• [GOAL]: Look below and pull out each line with the word "Power".

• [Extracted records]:

§ §

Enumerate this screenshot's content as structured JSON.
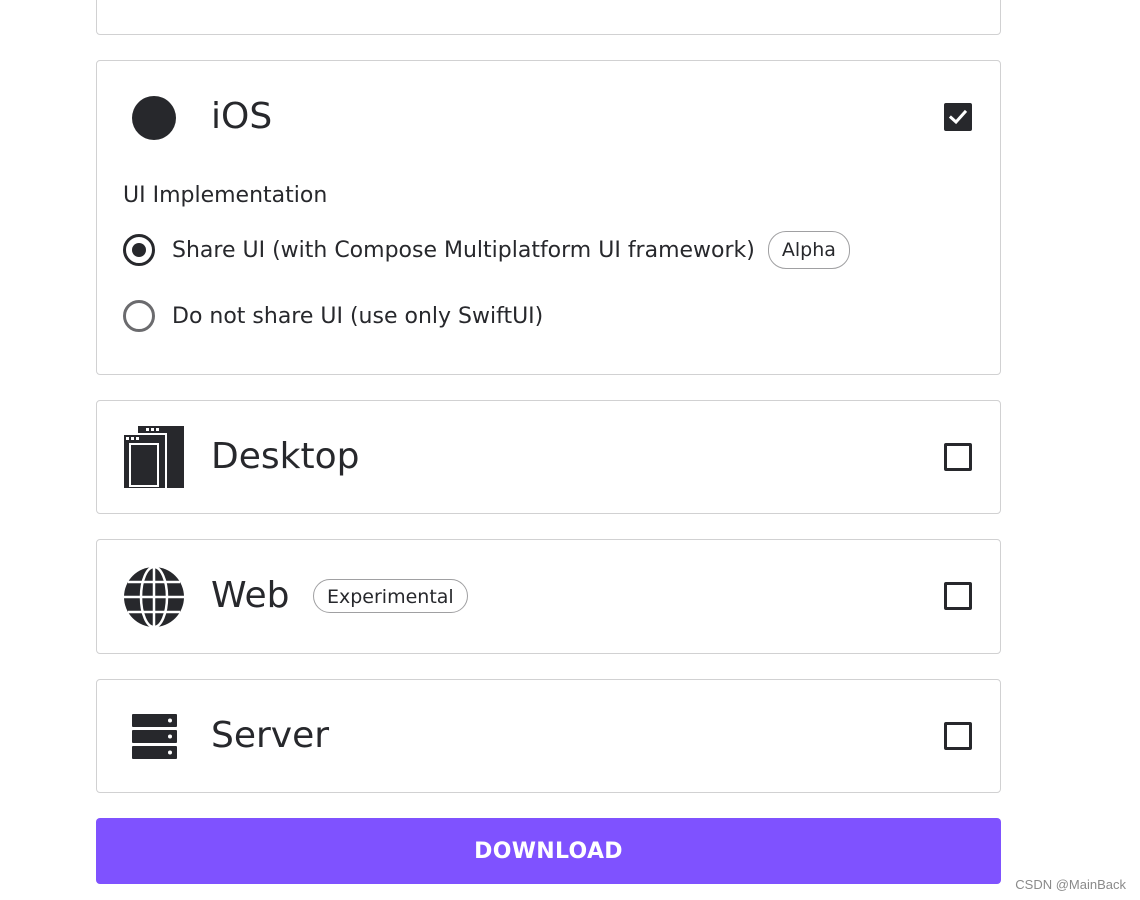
{
  "platforms": {
    "ios": {
      "title": "iOS",
      "icon": "apple-icon",
      "checked": true,
      "ui_implementation": {
        "label": "UI Implementation",
        "options": [
          {
            "label": "Share UI (with Compose Multiplatform UI framework)",
            "badge": "Alpha",
            "selected": true
          },
          {
            "label": "Do not share UI (use only SwiftUI)",
            "selected": false
          }
        ]
      }
    },
    "desktop": {
      "title": "Desktop",
      "icon": "desktop-icon",
      "checked": false
    },
    "web": {
      "title": "Web",
      "icon": "globe-icon",
      "badge": "Experimental",
      "checked": false
    },
    "server": {
      "title": "Server",
      "icon": "server-icon",
      "checked": false
    }
  },
  "download": {
    "label": "DOWNLOAD"
  },
  "watermark": "CSDN @MainBack",
  "colors": {
    "accent": "#7f52ff",
    "text": "#27282c",
    "border": "#d1d1d2"
  }
}
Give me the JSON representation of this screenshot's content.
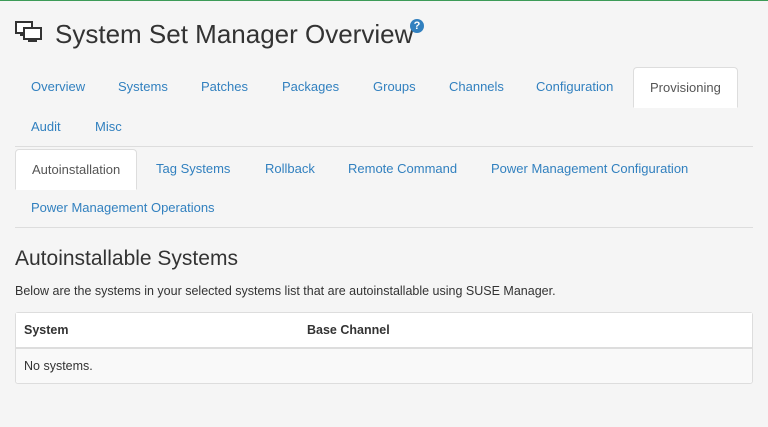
{
  "header": {
    "title": "System Set Manager Overview",
    "help_glyph": "?"
  },
  "tabs": [
    {
      "label": "Overview"
    },
    {
      "label": "Systems"
    },
    {
      "label": "Patches"
    },
    {
      "label": "Packages"
    },
    {
      "label": "Groups"
    },
    {
      "label": "Channels"
    },
    {
      "label": "Configuration"
    },
    {
      "label": "Provisioning",
      "active": true
    },
    {
      "label": "Audit"
    },
    {
      "label": "Misc"
    }
  ],
  "subtabs": [
    {
      "label": "Autoinstallation",
      "active": true
    },
    {
      "label": "Tag Systems"
    },
    {
      "label": "Rollback"
    },
    {
      "label": "Remote Command"
    },
    {
      "label": "Power Management Configuration"
    },
    {
      "label": "Power Management Operations"
    }
  ],
  "section": {
    "title": "Autoinstallable Systems",
    "description": "Below are the systems in your selected systems list that are autoinstallable using SUSE Manager."
  },
  "table": {
    "columns": [
      "System",
      "Base Channel"
    ],
    "empty_message": "No systems."
  },
  "colors": {
    "link": "#3180bf",
    "top_border": "#3c9b57",
    "background": "#f5f5f5"
  },
  "icons": {
    "header": "system-group-icon",
    "help": "help-icon"
  }
}
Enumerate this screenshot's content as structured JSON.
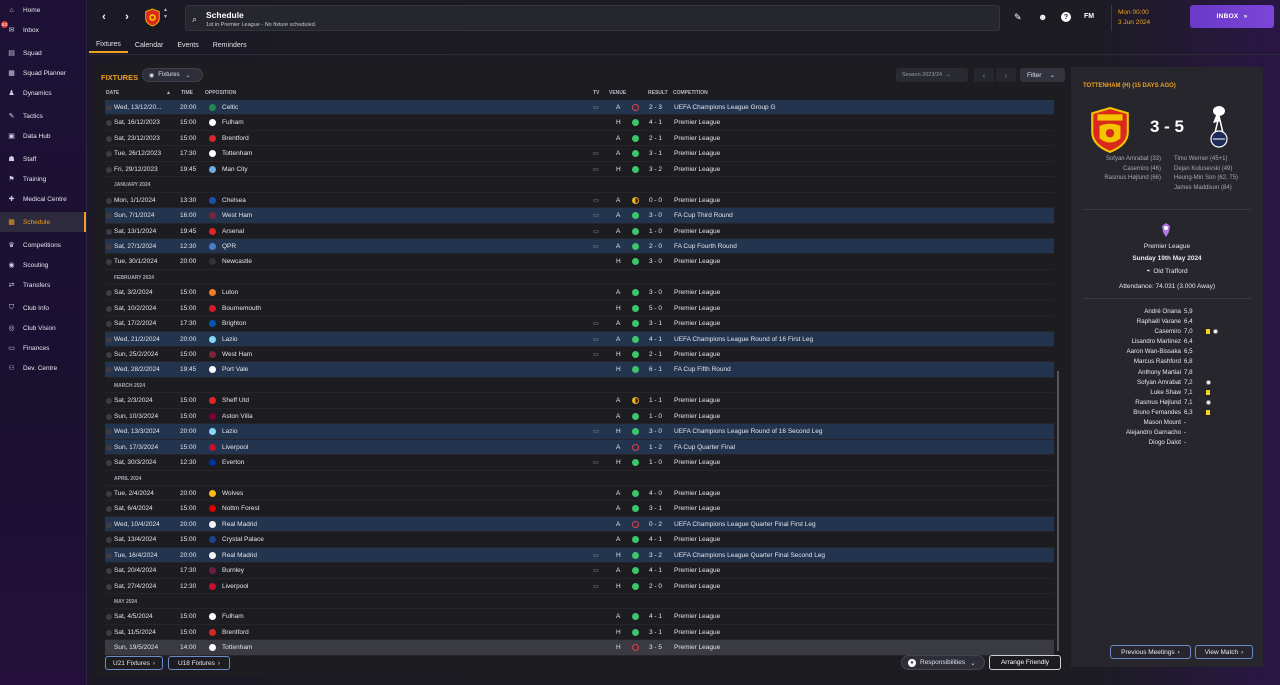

§ §

• [FULL RESPONSE]:
      "label": "Power Management Configuration"
      "label": "Power Management Operations"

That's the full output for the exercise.